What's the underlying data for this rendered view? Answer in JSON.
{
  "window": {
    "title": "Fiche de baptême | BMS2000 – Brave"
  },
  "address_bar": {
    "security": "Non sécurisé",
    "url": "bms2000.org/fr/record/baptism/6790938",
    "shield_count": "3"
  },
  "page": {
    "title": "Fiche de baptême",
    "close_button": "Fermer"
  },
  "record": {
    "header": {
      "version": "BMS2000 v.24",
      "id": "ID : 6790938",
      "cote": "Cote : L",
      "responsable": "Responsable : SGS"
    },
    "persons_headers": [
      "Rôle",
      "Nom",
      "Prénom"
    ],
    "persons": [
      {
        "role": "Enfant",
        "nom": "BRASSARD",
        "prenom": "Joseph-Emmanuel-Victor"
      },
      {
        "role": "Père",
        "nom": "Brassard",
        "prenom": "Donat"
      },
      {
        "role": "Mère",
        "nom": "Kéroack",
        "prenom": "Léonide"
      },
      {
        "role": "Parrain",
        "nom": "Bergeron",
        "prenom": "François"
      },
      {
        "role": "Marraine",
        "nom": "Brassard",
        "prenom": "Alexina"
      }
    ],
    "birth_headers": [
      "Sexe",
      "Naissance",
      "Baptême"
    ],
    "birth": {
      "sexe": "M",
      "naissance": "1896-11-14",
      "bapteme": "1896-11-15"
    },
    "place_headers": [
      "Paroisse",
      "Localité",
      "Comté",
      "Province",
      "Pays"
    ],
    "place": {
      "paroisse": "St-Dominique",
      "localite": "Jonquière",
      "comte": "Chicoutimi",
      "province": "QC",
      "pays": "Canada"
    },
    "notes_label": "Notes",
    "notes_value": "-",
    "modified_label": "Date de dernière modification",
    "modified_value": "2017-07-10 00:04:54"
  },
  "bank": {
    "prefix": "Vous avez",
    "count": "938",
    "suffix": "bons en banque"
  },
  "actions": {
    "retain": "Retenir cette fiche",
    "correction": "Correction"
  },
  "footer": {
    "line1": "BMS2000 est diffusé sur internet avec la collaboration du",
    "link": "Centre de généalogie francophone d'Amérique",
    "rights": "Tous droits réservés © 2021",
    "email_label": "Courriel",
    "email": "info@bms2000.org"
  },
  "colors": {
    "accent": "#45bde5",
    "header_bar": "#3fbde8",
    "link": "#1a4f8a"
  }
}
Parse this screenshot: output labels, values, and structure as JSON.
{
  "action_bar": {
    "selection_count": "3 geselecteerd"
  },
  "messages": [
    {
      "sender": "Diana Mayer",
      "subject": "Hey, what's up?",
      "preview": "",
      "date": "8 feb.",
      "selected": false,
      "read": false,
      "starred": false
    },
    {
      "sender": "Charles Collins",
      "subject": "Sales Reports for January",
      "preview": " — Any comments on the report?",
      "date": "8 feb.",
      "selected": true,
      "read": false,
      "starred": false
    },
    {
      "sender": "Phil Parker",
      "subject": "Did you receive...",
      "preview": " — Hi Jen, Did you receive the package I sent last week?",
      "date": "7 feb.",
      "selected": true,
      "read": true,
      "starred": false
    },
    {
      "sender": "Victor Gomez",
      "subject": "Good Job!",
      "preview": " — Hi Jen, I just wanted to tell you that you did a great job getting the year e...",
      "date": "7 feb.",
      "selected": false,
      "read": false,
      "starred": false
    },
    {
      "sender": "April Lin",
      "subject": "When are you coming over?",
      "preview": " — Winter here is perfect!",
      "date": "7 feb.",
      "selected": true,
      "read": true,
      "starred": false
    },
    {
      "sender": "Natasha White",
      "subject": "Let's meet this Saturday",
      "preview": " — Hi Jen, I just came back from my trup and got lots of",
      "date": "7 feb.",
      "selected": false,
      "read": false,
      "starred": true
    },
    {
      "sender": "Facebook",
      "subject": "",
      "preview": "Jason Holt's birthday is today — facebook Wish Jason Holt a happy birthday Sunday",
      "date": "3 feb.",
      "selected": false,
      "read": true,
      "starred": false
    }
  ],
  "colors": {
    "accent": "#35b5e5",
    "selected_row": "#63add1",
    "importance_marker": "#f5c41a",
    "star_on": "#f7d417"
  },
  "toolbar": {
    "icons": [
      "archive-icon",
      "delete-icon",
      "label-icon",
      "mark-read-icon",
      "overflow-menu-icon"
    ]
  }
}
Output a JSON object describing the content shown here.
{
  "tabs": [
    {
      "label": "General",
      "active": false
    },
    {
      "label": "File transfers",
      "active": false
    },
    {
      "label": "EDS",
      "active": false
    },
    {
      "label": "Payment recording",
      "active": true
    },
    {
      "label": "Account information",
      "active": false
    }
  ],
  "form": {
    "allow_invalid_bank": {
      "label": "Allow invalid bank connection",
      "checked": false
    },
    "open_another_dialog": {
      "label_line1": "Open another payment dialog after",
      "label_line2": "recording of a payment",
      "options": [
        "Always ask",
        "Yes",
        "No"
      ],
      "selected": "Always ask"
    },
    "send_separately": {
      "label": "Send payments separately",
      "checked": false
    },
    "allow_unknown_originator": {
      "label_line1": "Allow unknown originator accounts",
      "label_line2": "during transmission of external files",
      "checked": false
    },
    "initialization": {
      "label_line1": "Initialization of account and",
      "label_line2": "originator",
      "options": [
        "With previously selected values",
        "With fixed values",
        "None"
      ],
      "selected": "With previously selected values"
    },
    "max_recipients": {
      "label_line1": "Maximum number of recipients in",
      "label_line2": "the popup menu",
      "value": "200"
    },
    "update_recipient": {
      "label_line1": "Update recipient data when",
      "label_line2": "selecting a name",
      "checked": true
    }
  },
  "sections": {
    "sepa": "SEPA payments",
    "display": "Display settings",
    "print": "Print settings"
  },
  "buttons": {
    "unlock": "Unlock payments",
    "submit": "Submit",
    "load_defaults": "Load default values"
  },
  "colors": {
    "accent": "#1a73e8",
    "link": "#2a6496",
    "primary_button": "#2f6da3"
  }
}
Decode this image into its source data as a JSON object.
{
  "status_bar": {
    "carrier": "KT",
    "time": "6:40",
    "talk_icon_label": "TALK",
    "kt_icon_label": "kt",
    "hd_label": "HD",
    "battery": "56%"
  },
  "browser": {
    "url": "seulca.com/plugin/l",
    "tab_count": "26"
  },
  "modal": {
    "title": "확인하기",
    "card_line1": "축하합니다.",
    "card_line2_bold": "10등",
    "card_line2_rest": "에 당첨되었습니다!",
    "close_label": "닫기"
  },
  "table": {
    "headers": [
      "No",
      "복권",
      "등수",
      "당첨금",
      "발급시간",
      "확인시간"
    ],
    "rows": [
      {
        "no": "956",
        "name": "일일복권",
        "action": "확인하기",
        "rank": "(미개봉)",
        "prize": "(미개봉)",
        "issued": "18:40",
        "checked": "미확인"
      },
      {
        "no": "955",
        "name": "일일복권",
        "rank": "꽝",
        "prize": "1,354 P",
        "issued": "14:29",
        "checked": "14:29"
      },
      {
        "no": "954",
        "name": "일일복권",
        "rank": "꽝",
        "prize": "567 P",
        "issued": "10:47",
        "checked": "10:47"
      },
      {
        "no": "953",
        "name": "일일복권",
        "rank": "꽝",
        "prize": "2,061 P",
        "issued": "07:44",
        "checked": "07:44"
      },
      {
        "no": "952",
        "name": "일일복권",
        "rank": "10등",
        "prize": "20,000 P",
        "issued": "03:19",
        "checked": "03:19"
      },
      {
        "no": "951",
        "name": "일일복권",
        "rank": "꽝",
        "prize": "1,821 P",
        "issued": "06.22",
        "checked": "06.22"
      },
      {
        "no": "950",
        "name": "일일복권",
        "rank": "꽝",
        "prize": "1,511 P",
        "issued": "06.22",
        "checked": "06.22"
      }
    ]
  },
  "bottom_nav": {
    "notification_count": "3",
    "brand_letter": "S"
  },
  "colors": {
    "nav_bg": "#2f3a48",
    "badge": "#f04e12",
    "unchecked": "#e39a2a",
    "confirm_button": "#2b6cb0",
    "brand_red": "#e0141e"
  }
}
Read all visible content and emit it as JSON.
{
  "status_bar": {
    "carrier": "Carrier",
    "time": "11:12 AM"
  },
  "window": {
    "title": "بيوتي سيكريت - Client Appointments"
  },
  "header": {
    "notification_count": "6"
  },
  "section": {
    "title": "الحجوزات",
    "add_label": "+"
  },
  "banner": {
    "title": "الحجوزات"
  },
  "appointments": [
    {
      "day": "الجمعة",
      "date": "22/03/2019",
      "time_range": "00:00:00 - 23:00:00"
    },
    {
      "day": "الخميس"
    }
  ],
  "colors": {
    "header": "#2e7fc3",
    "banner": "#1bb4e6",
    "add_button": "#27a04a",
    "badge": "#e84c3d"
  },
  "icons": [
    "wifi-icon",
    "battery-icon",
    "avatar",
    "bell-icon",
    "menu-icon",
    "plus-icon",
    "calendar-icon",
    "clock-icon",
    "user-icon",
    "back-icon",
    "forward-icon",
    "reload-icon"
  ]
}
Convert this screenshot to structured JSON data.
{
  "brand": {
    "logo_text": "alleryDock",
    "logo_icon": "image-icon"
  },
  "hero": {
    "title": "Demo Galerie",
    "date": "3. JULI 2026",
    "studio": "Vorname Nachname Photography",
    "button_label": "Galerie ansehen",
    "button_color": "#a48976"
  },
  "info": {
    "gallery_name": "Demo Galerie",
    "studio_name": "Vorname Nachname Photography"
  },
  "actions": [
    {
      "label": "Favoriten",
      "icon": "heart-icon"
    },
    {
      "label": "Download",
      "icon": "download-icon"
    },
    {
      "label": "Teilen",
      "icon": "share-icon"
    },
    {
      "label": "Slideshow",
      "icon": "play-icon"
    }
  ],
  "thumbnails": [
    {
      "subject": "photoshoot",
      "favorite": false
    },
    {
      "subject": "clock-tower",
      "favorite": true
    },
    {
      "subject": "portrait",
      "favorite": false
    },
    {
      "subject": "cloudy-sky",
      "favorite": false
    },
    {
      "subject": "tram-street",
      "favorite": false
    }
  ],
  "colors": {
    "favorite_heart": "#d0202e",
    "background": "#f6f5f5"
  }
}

————

• JOB
Extract from the data every line where "Demo" shows up.

• WRITTEN SOLUTION
    "title": "Demo Galerie",
    "gallery_name": "Demo Galerie",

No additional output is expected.